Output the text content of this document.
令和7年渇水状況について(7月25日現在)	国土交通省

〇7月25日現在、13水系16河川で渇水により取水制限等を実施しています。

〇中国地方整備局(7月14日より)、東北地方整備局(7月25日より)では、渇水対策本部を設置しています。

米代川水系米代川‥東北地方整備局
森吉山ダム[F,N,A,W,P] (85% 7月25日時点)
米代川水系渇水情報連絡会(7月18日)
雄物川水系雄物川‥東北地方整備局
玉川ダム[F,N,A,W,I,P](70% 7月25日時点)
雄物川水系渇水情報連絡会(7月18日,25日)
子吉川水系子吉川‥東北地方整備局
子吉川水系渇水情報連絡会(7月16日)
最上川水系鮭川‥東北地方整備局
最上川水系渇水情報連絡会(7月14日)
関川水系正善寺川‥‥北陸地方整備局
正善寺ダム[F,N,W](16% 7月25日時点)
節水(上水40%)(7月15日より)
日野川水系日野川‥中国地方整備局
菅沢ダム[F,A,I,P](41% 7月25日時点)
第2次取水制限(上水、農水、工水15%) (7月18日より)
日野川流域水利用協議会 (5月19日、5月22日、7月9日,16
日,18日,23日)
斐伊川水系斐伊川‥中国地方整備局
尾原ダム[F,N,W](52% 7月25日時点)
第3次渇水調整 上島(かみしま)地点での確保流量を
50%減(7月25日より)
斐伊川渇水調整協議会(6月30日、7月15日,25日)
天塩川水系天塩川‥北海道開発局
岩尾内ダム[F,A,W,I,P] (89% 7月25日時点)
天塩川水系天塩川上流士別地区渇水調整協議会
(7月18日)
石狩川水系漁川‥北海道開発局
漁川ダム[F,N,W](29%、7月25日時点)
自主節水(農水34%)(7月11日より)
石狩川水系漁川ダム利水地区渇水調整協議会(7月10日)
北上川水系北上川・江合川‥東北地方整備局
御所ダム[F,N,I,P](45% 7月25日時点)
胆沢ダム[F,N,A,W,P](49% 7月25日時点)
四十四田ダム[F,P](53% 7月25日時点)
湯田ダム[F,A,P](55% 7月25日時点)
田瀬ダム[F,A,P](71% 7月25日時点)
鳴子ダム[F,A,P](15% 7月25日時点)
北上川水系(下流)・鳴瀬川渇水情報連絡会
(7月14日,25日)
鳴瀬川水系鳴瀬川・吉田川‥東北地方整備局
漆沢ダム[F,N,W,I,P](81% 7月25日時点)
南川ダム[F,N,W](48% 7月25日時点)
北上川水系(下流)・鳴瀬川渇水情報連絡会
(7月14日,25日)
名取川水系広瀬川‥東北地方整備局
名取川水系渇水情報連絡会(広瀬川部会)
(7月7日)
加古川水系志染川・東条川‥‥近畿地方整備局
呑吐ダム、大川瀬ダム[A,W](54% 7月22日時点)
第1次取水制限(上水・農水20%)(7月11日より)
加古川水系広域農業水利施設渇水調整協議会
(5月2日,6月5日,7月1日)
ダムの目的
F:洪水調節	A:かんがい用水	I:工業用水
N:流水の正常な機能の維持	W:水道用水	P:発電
= = = = =
◆ **To do**:
Pick out each line in the material containing "東北地方整備局".

◆ **Final result**:
〇中国地方整備局(7月14日より)、東北地方整備局(7月25日より)では、渇水対策本部を設置しています。
米代川水系米代川‥東北地方整備局
雄物川水系雄物川‥東北地方整備局
子吉川水系子吉川‥東北地方整備局
最上川水系鮭川‥東北地方整備局
北上川水系北上川・江合川‥東北地方整備局
鳴瀬川水系鳴瀬川・吉田川‥東北地方整備局
名取川水系広瀬川‥東北地方整備局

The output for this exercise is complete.